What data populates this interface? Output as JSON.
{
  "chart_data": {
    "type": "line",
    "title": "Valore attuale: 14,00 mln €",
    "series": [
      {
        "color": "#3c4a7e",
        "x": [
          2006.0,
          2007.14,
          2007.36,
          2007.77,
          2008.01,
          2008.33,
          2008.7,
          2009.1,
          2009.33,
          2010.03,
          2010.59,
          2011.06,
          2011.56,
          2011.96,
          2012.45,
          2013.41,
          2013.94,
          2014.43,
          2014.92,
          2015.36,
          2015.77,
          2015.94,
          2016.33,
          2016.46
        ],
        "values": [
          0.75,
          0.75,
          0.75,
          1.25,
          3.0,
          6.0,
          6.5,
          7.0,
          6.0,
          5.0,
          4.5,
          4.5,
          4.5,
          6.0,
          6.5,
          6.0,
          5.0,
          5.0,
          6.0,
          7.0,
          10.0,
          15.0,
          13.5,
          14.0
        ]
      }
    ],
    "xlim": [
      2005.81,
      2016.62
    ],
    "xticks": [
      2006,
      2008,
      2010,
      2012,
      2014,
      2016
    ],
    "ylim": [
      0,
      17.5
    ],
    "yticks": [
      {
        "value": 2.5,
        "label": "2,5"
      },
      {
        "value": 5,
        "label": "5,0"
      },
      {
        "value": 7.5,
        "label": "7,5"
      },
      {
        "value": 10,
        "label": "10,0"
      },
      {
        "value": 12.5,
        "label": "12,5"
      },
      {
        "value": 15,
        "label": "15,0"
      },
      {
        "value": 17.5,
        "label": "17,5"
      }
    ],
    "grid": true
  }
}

----

* What this task involves
Faithfully transcribe the whole of the data.

* Output
What data populates this interface? Output as JSON.
{
  "chart_data": {
    "type": "line",
    "title": "Valore attuale: 14,00 mln €",
    "series": [
      {
        "color": "#3c4a7e",
        "x": [
          2006.0,
          2007.14,
          2007.36,
          2007.77,
          2008.01,
          2008.33,
          2008.7,
          2009.1,
          2009.33,
          2010.03,
          2010.59,
          2011.06,
          2011.56,
          2011.96,
          2012.45,
          2013.41,
          2013.94,
          2014.43,
          2014.92,
          2015.36,
          2015.77,
          2015.94,
          2016.33,
          2016.46
        ],
        "values": [
          0.75,
          0.75,
          0.75,
          1.25,
          3.0,
          6.0,
          6.5,
          7.0,
          6.0,
          5.0,
          4.5,
          4.5,
          4.5,
          6.0,
          6.5,
          6.0,
          5.0,
          5.0,
          6.0,
          7.0,
          10.0,
          15.0,
          13.5,
          14.0
        ]
      }
    ],
    "xlim": [
      2005.81,
      2016.62
    ],
    "xticks": [
      2006,
      2008,
      2010,
      2012,
      2014,
      2016
    ],
    "ylim": [
      0,
      17.5
    ],
    "yticks": [
      {
        "value": 2.5,
        "label": "2,5"
      },
      {
        "value": 5,
        "label": "5,0"
      },
      {
        "value": 7.5,
        "label": "7,5"
      },
      {
        "value": 10,
        "label": "10,0"
      },
      {
        "value": 12.5,
        "label": "12,5"
      },
      {
        "value": 15,
        "label": "15,0"
      },
      {
        "value": 17.5,
        "label": "17,5"
      }
    ],
    "grid": true
  }
}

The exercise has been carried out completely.